(Saved entries)
--- BEGIN ---

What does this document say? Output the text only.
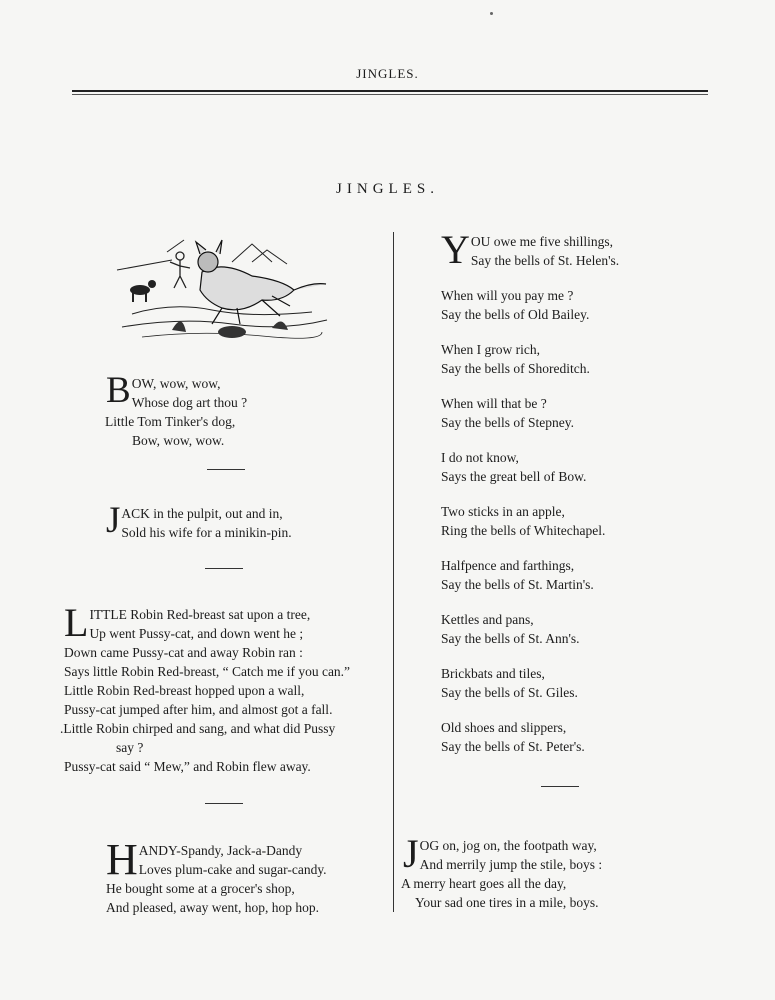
JINGLES.
JINGLES.
B OW, wow, wow,
Whose dog art thou ?
Little Tom Tinker's dog,
Bow, wow, wow.
J ACK in the pulpit, out and in,
Sold his wife for a minikin-pin.
L ITTLE Robin Red-breast sat upon a tree,
Up went Pussy-cat, and down went he ;
Down came Pussy-cat and away Robin ran :
Says little Robin Red-breast, “ Catch me if you can.”
Little Robin Red-breast hopped upon a wall,
Pussy-cat jumped after him, and almost got a fall.
.Little Robin chirped and sang, and what did Pussy
say ?
Pussy-cat said “ Mew,” and Robin flew away.
H ANDY-Spandy, Jack-a-Dandy
Loves plum-cake and sugar-candy.
He bought some at a grocer's shop,
And pleased, away went, hop, hop hop.
Y OU owe me five shillings,
Say the bells of St. Helen's.
When will you pay me ?
Say the bells of Old Bailey.
When I grow rich,
Say the bells of Shoreditch.
When will that be ?
Say the bells of Stepney.
I do not know,
Says the great bell of Bow.
Two sticks in an apple,
Ring the bells of Whitechapel.
Halfpence and farthings,
Say the bells of St. Martin's.
Kettles and pans,
Say the bells of St. Ann's.
Brickbats and tiles,
Say the bells of St. Giles.
Old shoes and slippers,
Say the bells of St. Peter's.
J OG on, jog on, the footpath way,
And merrily jump the stile, boys :
A merry heart goes all the day,
Your sad one tires in a mile, boys.
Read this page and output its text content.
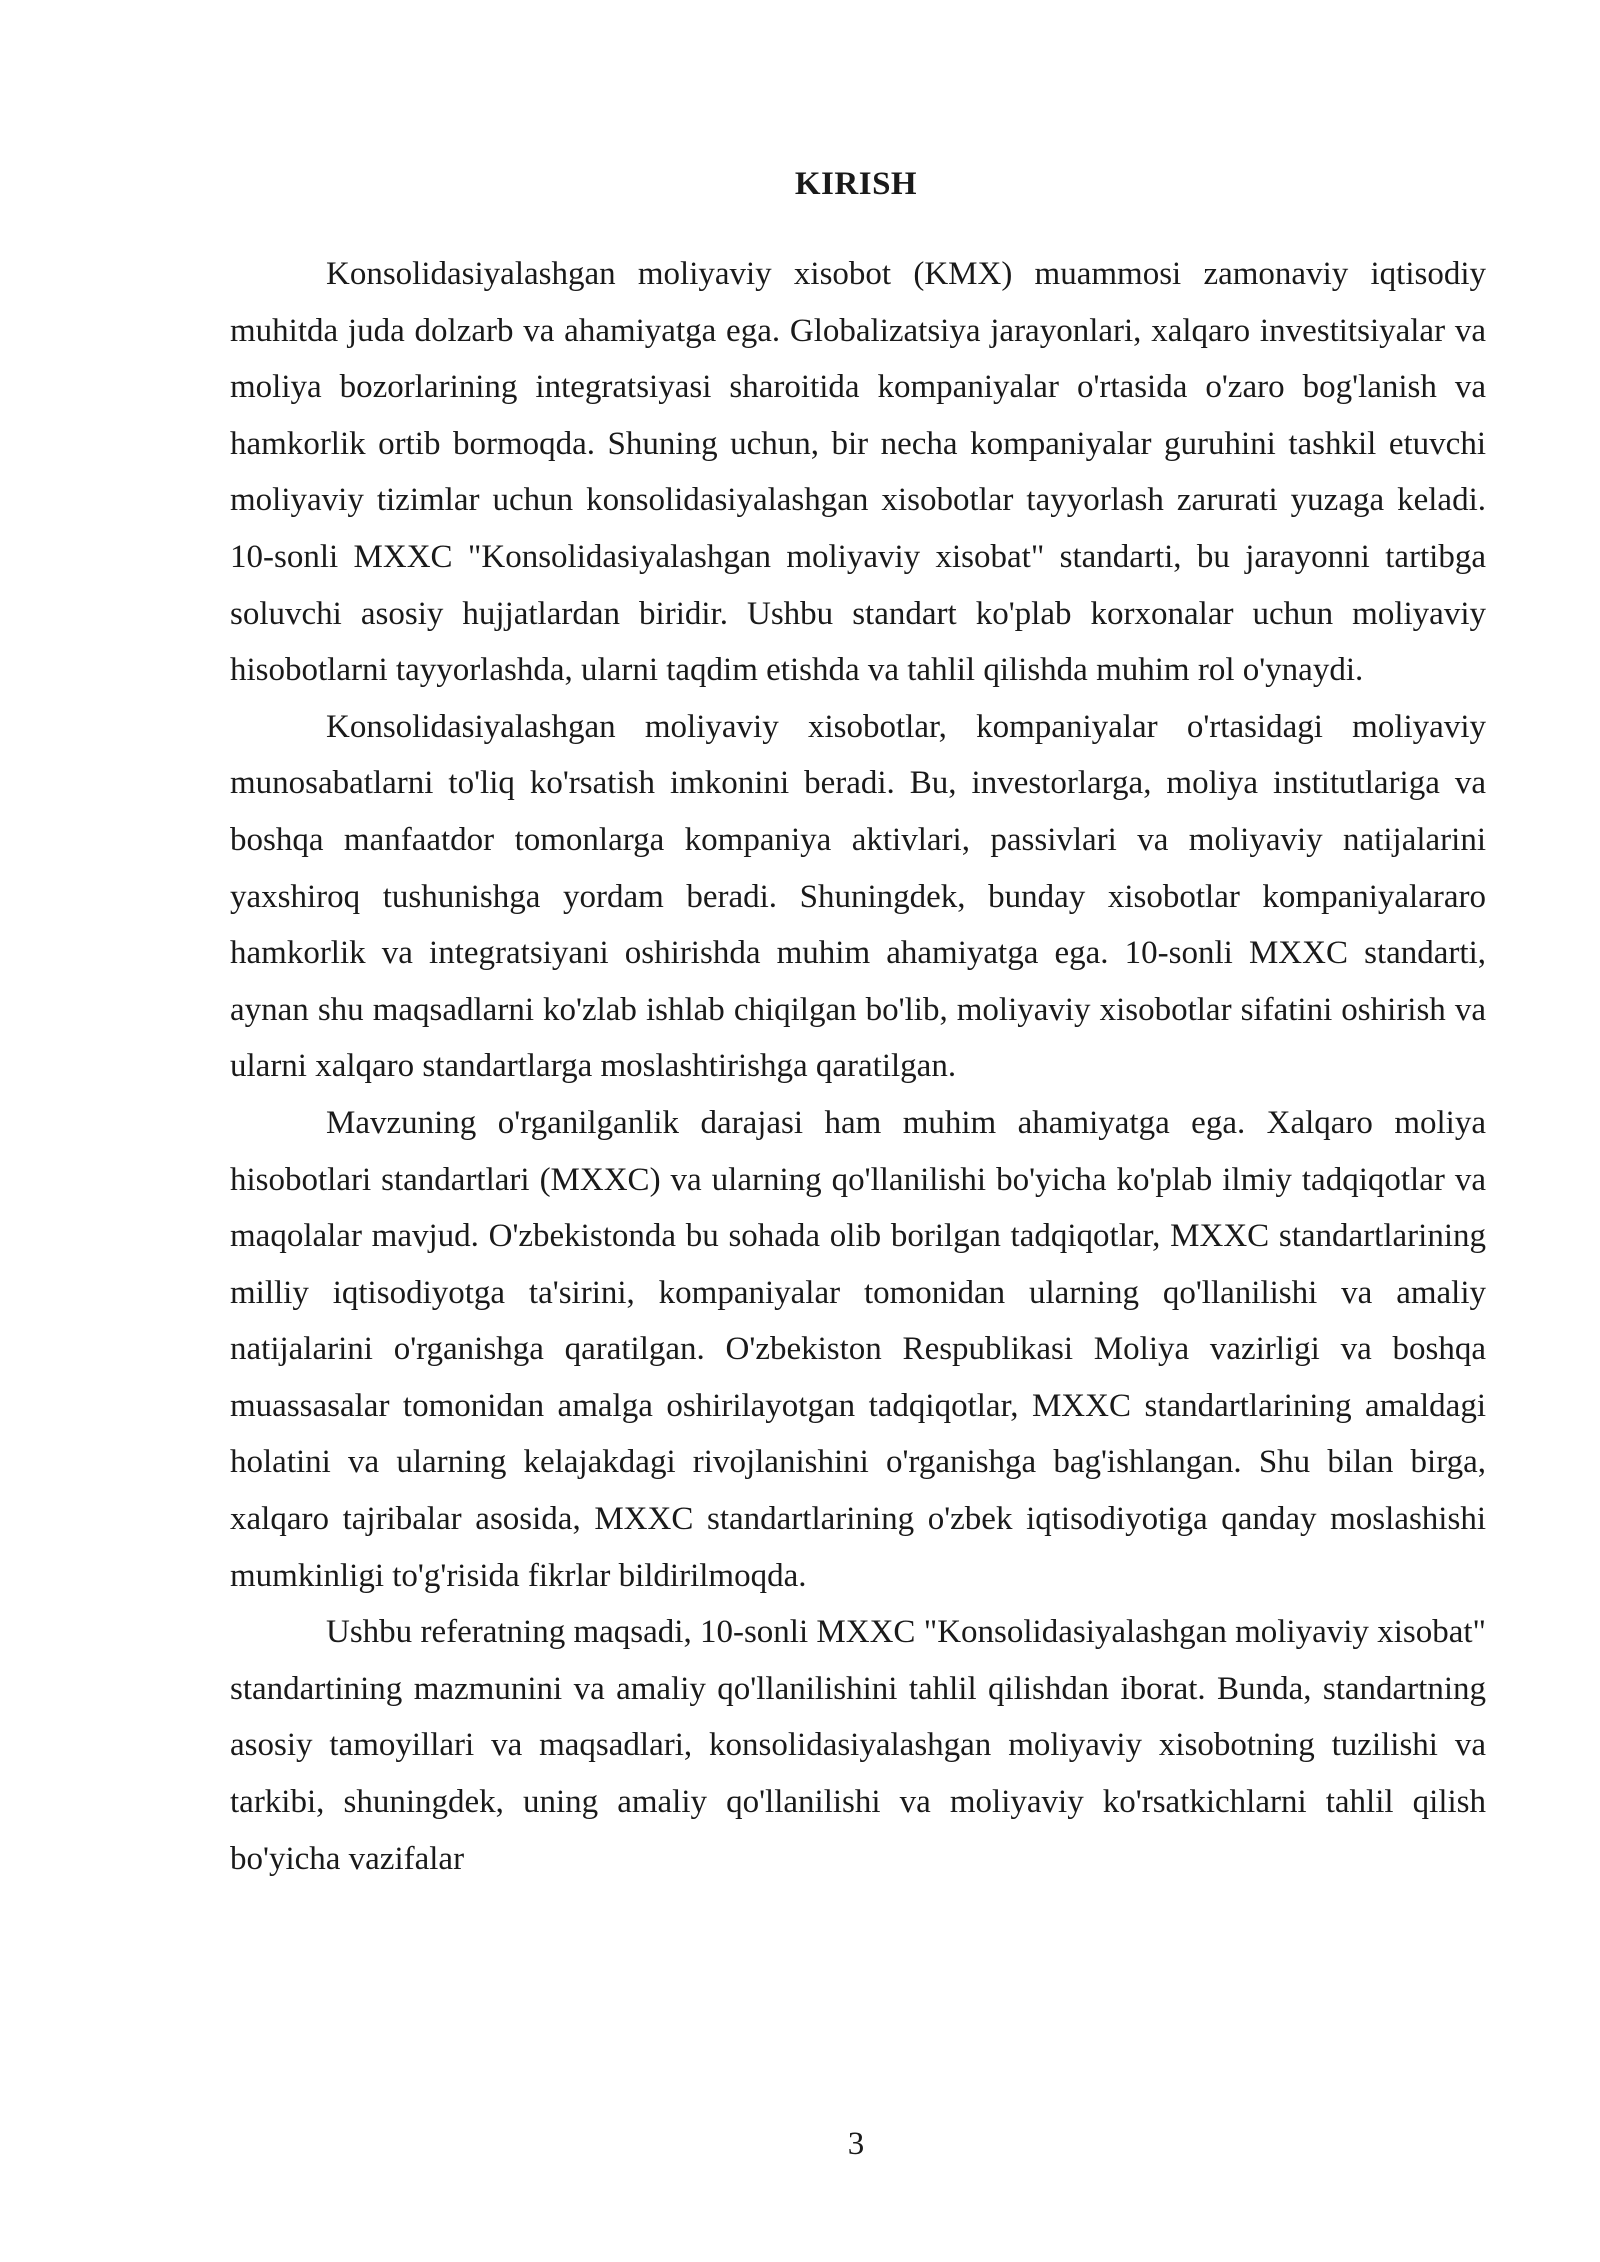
KIRISH

Konsolidasiyalashgan moliyaviy xisobot (KMX) muammosi zamonaviy iqtisodiy muhitda juda dolzarb va ahamiyatga ega. Globalizatsiya jarayonlari, xalqaro investitsiyalar va moliya bozorlarining integratsiyasi sharoitida kompaniyalar o'rtasida o'zaro bog'lanish va hamkorlik ortib bormoqda. Shuning uchun, bir necha kompaniyalar guruhini tashkil etuvchi moliyaviy tizimlar uchun konsolidasiyalashgan xisobotlar tayyorlash zarurati yuzaga keladi. 10-sonli MXXC "Konsolidasiyalashgan moliyaviy xisobat" standarti, bu jarayonni tartibga soluvchi asosiy hujjatlardan biridir. Ushbu standart ko'plab korxonalar uchun moliyaviy hisobotlarni tayyorlashda, ularni taqdim etishda va tahlil qilishda muhim rol o'ynaydi.

Konsolidasiyalashgan moliyaviy xisobotlar, kompaniyalar o'rtasidagi moliyaviy munosabatlarni to'liq ko'rsatish imkonini beradi. Bu, investorlarga, moliya institutlariga va boshqa manfaatdor tomonlarga kompaniya aktivlari, passivlari va moliyaviy natijalarini yaxshiroq tushunishga yordam beradi. Shuningdek, bunday xisobotlar kompaniyalararo hamkorlik va integratsiyani oshirishda muhim ahamiyatga ega. 10-sonli MXXC standarti, aynan shu maqsadlarni ko'zlab ishlab chiqilgan bo'lib, moliyaviy xisobotlar sifatini oshirish va ularni xalqaro standartlarga moslashtirishga qaratilgan.

Mavzuning o'rganilganlik darajasi ham muhim ahamiyatga ega. Xalqaro moliya hisobotlari standartlari (MXXC) va ularning qo'llanilishi bo'yicha ko'plab ilmiy tadqiqotlar va maqolalar mavjud. O'zbekistonda bu sohada olib borilgan tadqiqotlar, MXXC standartlarining milliy iqtisodiyotga ta'sirini, kompaniyalar tomonidan ularning qo'llanilishi va amaliy natijalarini o'rganishga qaratilgan. O'zbekiston Respublikasi Moliya vazirligi va boshqa muassasalar tomonidan amalga oshirilayotgan tadqiqotlar, MXXC standartlarining amaldagi holatini va ularning kelajakdagi rivojlanishini o'rganishga bag'ishlangan. Shu bilan birga, xalqaro tajribalar asosida, MXXC standartlarining o'zbek iqtisodiyotiga qanday moslashishi mumkinligi to'g'risida fikrlar bildirilmoqda.

Ushbu referatning maqsadi, 10-sonli MXXC "Konsolidasiyalashgan moliyaviy xisobat" standartining mazmunini va amaliy qo'llanilishini tahlil qilishdan iborat. Bunda, standartning asosiy tamoyillari va maqsadlari, konsolidasiyalashgan moliyaviy xisobotning tuzilishi va tarkibi, shuningdek, uning amaliy qo'llanilishi va moliyaviy ko'rsatkichlarni tahlil qilish bo'yicha vazifalar

3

--- END ---

- Directions
Pull out every line of the records that includes the string "upon".

- Exercise output
L ITTLE Robin Red-breast sat upon a tree,
Little Robin Red-breast hopped upon a wall,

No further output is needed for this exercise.